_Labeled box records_
^^^^^^^^

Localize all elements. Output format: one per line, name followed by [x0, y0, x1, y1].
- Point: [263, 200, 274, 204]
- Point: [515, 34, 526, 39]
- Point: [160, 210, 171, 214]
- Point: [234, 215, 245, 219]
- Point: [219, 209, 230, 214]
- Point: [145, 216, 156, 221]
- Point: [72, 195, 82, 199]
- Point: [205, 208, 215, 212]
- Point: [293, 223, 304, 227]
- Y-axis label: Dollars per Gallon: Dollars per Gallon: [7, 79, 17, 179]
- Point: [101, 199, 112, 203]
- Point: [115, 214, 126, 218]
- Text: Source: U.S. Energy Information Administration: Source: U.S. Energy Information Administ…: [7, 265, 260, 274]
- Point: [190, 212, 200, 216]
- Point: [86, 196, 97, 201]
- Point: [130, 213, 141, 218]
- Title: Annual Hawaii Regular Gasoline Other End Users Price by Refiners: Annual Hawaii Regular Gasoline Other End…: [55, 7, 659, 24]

^^^^^^^^

_Objective_
Convert these lines into a JSON list of strings, one string per line, skipping any blank lines.

_Reply_
[
  "Localize all elements. Output format: one per line, name followed by [x0, y0, x1, y1].",
  "- Point: [263, 200, 274, 204]",
  "- Point: [515, 34, 526, 39]",
  "- Point: [160, 210, 171, 214]",
  "- Point: [234, 215, 245, 219]",
  "- Point: [219, 209, 230, 214]",
  "- Point: [145, 216, 156, 221]",
  "- Point: [72, 195, 82, 199]",
  "- Point: [205, 208, 215, 212]",
  "- Point: [293, 223, 304, 227]",
  "- Y-axis label: Dollars per Gallon: Dollars per Gallon: [7, 79, 17, 179]",
  "- Point: [101, 199, 112, 203]",
  "- Point: [115, 214, 126, 218]",
  "- Text: Source: U.S. Energy Information Administration: Source: U.S. Energy Information Administ…: [7, 265, 260, 274]",
  "- Point: [190, 212, 200, 216]",
  "- Point: [86, 196, 97, 201]",
  "- Point: [130, 213, 141, 218]",
  "- Title: Annual Hawaii Regular Gasoline Other End Users Price by Refiners: Annual Hawaii Regular Gasoline Other End…: [55, 7, 659, 24]"
]